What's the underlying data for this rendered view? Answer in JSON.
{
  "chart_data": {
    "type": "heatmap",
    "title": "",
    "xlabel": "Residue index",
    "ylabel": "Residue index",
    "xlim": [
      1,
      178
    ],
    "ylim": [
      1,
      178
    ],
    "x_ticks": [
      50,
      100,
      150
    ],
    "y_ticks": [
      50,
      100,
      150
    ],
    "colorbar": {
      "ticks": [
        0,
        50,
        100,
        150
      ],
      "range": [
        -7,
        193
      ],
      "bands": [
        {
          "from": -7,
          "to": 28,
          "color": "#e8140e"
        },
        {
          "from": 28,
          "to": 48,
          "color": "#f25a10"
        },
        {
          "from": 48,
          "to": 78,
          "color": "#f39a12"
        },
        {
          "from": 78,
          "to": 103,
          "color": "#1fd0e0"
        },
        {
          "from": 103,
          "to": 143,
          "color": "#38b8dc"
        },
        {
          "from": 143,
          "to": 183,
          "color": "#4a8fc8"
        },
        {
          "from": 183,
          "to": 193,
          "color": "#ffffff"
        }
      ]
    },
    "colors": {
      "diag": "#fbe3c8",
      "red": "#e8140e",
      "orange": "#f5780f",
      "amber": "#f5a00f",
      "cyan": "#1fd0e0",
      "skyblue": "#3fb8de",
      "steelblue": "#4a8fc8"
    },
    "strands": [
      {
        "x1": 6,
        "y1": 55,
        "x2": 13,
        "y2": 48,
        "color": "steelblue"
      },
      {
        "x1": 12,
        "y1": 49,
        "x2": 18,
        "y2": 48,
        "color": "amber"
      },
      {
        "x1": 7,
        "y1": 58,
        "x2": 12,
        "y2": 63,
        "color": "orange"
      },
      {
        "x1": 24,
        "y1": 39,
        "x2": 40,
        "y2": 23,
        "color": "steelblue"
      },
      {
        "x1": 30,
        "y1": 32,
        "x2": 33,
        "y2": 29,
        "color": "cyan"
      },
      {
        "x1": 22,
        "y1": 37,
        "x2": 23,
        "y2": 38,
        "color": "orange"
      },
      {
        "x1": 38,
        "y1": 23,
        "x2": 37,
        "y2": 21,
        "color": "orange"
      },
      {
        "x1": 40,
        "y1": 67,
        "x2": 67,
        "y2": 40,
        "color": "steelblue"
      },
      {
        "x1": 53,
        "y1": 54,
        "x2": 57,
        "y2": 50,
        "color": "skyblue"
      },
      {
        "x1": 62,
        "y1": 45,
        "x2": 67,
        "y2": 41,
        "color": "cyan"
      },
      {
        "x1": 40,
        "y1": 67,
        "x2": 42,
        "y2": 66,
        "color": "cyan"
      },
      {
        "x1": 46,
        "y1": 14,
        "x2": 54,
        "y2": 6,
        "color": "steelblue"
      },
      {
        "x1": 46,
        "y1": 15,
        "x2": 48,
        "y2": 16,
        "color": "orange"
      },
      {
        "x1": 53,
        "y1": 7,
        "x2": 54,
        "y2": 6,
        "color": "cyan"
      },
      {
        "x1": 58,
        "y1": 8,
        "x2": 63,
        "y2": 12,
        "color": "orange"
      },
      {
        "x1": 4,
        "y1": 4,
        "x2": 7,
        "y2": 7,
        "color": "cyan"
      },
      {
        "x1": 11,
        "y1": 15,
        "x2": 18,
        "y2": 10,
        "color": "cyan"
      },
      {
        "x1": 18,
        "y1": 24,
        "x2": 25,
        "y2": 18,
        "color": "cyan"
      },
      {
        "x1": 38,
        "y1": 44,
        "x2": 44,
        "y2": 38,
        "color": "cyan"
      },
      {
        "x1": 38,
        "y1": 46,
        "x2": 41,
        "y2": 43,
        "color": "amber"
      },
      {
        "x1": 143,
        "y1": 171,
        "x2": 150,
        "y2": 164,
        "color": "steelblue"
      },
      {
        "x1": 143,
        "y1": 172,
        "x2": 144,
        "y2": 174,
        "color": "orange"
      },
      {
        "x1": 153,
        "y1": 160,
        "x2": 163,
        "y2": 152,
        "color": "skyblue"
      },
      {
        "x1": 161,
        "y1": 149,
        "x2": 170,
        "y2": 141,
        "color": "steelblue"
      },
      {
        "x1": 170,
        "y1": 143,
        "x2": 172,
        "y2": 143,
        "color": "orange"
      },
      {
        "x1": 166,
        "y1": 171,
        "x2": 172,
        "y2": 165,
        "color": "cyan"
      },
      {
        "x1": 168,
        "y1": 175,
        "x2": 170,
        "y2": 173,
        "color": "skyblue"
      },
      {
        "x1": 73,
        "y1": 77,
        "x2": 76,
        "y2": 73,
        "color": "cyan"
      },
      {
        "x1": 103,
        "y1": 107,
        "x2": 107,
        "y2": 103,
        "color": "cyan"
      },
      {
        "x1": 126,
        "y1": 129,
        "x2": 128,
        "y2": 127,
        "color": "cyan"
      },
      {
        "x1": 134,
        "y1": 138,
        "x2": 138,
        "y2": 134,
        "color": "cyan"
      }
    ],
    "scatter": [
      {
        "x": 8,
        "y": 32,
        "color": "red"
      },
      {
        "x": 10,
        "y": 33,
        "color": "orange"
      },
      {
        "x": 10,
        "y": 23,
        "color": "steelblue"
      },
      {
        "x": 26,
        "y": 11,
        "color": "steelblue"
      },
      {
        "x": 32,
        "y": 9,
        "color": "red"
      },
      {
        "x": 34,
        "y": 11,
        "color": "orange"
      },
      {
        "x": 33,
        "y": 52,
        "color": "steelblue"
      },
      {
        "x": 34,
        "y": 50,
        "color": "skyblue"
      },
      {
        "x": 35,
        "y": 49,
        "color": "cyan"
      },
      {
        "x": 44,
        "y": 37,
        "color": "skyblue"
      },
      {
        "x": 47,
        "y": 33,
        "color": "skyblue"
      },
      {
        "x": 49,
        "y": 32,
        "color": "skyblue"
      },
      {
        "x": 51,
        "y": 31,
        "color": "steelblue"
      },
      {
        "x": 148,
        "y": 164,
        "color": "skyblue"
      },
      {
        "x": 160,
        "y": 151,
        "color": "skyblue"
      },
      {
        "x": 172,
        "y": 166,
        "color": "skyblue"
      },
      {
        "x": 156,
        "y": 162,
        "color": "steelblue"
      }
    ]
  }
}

▶ INSTRUCTION
From the preceding material, extract every line exactly.

▶ ANSWER TO THIS EXERCISE
What's the underlying data for this rendered view? Answer in JSON.
{
  "chart_data": {
    "type": "heatmap",
    "title": "",
    "xlabel": "Residue index",
    "ylabel": "Residue index",
    "xlim": [
      1,
      178
    ],
    "ylim": [
      1,
      178
    ],
    "x_ticks": [
      50,
      100,
      150
    ],
    "y_ticks": [
      50,
      100,
      150
    ],
    "colorbar": {
      "ticks": [
        0,
        50,
        100,
        150
      ],
      "range": [
        -7,
        193
      ],
      "bands": [
        {
          "from": -7,
          "to": 28,
          "color": "#e8140e"
        },
        {
          "from": 28,
          "to": 48,
          "color": "#f25a10"
        },
        {
          "from": 48,
          "to": 78,
          "color": "#f39a12"
        },
        {
          "from": 78,
          "to": 103,
          "color": "#1fd0e0"
        },
        {
          "from": 103,
          "to": 143,
          "color": "#38b8dc"
        },
        {
          "from": 143,
          "to": 183,
          "color": "#4a8fc8"
        },
        {
          "from": 183,
          "to": 193,
          "color": "#ffffff"
        }
      ]
    },
    "colors": {
      "diag": "#fbe3c8",
      "red": "#e8140e",
      "orange": "#f5780f",
      "amber": "#f5a00f",
      "cyan": "#1fd0e0",
      "skyblue": "#3fb8de",
      "steelblue": "#4a8fc8"
    },
    "strands": [
      {
        "x1": 6,
        "y1": 55,
        "x2": 13,
        "y2": 48,
        "color": "steelblue"
      },
      {
        "x1": 12,
        "y1": 49,
        "x2": 18,
        "y2": 48,
        "color": "amber"
      },
      {
        "x1": 7,
        "y1": 58,
        "x2": 12,
        "y2": 63,
        "color": "orange"
      },
      {
        "x1": 24,
        "y1": 39,
        "x2": 40,
        "y2": 23,
        "color": "steelblue"
      },
      {
        "x1": 30,
        "y1": 32,
        "x2": 33,
        "y2": 29,
        "color": "cyan"
      },
      {
        "x1": 22,
        "y1": 37,
        "x2": 23,
        "y2": 38,
        "color": "orange"
      },
      {
        "x1": 38,
        "y1": 23,
        "x2": 37,
        "y2": 21,
        "color": "orange"
      },
      {
        "x1": 40,
        "y1": 67,
        "x2": 67,
        "y2": 40,
        "color": "steelblue"
      },
      {
        "x1": 53,
        "y1": 54,
        "x2": 57,
        "y2": 50,
        "color": "skyblue"
      },
      {
        "x1": 62,
        "y1": 45,
        "x2": 67,
        "y2": 41,
        "color": "cyan"
      },
      {
        "x1": 40,
        "y1": 67,
        "x2": 42,
        "y2": 66,
        "color": "cyan"
      },
      {
        "x1": 46,
        "y1": 14,
        "x2": 54,
        "y2": 6,
        "color": "steelblue"
      },
      {
        "x1": 46,
        "y1": 15,
        "x2": 48,
        "y2": 16,
        "color": "orange"
      },
      {
        "x1": 53,
        "y1": 7,
        "x2": 54,
        "y2": 6,
        "color": "cyan"
      },
      {
        "x1": 58,
        "y1": 8,
        "x2": 63,
        "y2": 12,
        "color": "orange"
      },
      {
        "x1": 4,
        "y1": 4,
        "x2": 7,
        "y2": 7,
        "color": "cyan"
      },
      {
        "x1": 11,
        "y1": 15,
        "x2": 18,
        "y2": 10,
        "color": "cyan"
      },
      {
        "x1": 18,
        "y1": 24,
        "x2": 25,
        "y2": 18,
        "color": "cyan"
      },
      {
        "x1": 38,
        "y1": 44,
        "x2": 44,
        "y2": 38,
        "color": "cyan"
      },
      {
        "x1": 38,
        "y1": 46,
        "x2": 41,
        "y2": 43,
        "color": "amber"
      },
      {
        "x1": 143,
        "y1": 171,
        "x2": 150,
        "y2": 164,
        "color": "steelblue"
      },
      {
        "x1": 143,
        "y1": 172,
        "x2": 144,
        "y2": 174,
        "color": "orange"
      },
      {
        "x1": 153,
        "y1": 160,
        "x2": 163,
        "y2": 152,
        "color": "skyblue"
      },
      {
        "x1": 161,
        "y1": 149,
        "x2": 170,
        "y2": 141,
        "color": "steelblue"
      },
      {
        "x1": 170,
        "y1": 143,
        "x2": 172,
        "y2": 143,
        "color": "orange"
      },
      {
        "x1": 166,
        "y1": 171,
        "x2": 172,
        "y2": 165,
        "color": "cyan"
      },
      {
        "x1": 168,
        "y1": 175,
        "x2": 170,
        "y2": 173,
        "color": "skyblue"
      },
      {
        "x1": 73,
        "y1": 77,
        "x2": 76,
        "y2": 73,
        "color": "cyan"
      },
      {
        "x1": 103,
        "y1": 107,
        "x2": 107,
        "y2": 103,
        "color": "cyan"
      },
      {
        "x1": 126,
        "y1": 129,
        "x2": 128,
        "y2": 127,
        "color": "cyan"
      },
      {
        "x1": 134,
        "y1": 138,
        "x2": 138,
        "y2": 134,
        "color": "cyan"
      }
    ],
    "scatter": [
      {
        "x": 8,
        "y": 32,
        "color": "red"
      },
      {
        "x": 10,
        "y": 33,
        "color": "orange"
      },
      {
        "x": 10,
        "y": 23,
        "color": "steelblue"
      },
      {
        "x": 26,
        "y": 11,
        "color": "steelblue"
      },
      {
        "x": 32,
        "y": 9,
        "color": "red"
      },
      {
        "x": 34,
        "y": 11,
        "color": "orange"
      },
      {
        "x": 33,
        "y": 52,
        "color": "steelblue"
      },
      {
        "x": 34,
        "y": 50,
        "color": "skyblue"
      },
      {
        "x": 35,
        "y": 49,
        "color": "cyan"
      },
      {
        "x": 44,
        "y": 37,
        "color": "skyblue"
      },
      {
        "x": 47,
        "y": 33,
        "color": "skyblue"
      },
      {
        "x": 49,
        "y": 32,
        "color": "skyblue"
      },
      {
        "x": 51,
        "y": 31,
        "color": "steelblue"
      },
      {
        "x": 148,
        "y": 164,
        "color": "skyblue"
      },
      {
        "x": 160,
        "y": 151,
        "color": "skyblue"
      },
      {
        "x": 172,
        "y": 166,
        "color": "skyblue"
      },
      {
        "x": 156,
        "y": 162,
        "color": "steelblue"
      }
    ]
  }
}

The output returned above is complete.